> **What you should do**
Using the data below, gather each line that includes the word "reports".

> **Available data**
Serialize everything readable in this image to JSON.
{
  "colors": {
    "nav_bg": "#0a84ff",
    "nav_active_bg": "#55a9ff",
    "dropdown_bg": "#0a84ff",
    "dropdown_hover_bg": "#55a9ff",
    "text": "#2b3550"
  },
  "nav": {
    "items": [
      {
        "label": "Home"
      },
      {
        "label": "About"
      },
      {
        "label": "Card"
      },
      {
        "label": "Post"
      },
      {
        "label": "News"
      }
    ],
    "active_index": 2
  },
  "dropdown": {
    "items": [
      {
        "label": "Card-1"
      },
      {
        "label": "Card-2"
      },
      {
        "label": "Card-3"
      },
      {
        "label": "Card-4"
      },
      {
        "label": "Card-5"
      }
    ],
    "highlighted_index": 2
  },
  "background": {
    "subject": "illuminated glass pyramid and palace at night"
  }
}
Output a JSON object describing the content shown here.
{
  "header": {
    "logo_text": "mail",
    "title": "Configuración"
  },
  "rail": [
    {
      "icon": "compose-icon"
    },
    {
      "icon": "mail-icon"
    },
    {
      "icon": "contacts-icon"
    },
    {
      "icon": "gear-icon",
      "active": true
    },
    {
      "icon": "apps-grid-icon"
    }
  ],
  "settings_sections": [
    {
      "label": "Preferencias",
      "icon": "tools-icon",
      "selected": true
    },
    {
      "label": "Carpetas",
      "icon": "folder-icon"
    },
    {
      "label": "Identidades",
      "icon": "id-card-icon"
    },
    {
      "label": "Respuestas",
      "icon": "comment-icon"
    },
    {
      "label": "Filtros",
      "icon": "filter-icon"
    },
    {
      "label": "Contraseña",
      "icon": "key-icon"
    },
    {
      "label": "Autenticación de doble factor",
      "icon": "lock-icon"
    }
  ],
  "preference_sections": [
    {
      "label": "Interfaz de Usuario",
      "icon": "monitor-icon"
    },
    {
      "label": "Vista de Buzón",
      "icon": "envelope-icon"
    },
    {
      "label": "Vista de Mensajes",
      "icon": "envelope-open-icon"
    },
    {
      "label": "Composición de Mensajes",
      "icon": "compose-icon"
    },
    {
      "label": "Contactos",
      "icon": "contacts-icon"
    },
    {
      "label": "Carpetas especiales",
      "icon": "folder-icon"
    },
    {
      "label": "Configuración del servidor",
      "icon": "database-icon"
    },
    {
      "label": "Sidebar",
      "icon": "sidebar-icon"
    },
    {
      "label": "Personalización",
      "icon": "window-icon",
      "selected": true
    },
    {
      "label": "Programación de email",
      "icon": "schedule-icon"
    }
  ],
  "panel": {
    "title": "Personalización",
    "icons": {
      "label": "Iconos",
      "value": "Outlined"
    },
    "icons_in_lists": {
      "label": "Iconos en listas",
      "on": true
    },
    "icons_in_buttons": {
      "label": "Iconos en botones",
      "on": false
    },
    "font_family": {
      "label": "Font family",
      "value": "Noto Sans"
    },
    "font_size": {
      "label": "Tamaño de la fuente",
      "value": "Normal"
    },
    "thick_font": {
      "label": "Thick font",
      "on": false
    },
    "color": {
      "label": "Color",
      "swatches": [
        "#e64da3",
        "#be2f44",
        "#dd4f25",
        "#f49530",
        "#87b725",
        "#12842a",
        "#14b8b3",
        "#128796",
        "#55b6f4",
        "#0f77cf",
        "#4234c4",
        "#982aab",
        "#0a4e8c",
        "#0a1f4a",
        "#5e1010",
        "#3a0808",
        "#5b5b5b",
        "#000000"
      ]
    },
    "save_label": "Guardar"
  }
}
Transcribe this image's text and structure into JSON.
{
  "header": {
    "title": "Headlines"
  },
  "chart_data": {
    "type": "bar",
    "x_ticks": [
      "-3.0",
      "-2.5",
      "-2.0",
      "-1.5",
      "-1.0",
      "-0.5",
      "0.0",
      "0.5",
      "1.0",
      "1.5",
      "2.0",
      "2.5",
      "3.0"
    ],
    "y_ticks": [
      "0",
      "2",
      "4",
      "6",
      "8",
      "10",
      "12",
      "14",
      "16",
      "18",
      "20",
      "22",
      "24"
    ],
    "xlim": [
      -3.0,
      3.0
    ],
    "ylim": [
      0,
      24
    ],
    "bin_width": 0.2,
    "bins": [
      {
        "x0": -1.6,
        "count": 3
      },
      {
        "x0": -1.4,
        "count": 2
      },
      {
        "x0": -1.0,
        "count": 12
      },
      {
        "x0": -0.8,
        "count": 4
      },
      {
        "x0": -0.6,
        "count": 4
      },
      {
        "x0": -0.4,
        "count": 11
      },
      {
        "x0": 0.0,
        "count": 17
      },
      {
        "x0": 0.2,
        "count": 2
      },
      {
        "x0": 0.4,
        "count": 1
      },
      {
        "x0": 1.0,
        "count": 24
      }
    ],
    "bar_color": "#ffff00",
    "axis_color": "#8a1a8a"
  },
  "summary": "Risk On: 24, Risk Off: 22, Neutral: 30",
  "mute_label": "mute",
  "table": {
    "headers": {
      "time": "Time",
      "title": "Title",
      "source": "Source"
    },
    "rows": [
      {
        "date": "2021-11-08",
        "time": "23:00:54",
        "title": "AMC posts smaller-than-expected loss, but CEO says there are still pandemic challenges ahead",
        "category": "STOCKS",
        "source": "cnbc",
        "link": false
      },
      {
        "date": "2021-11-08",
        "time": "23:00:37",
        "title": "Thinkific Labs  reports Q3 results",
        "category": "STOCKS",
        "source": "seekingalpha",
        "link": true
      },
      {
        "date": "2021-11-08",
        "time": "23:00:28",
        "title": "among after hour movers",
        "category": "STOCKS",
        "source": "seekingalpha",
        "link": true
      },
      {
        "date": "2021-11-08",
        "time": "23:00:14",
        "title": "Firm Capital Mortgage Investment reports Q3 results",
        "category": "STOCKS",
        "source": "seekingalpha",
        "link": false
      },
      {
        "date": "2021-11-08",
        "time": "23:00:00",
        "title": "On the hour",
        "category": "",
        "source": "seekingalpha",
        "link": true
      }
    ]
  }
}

> **Solution**
        "title": "Thinkific Labs  reports Q3 results",
        "title": "Firm Capital Mortgage Investment reports Q3 results",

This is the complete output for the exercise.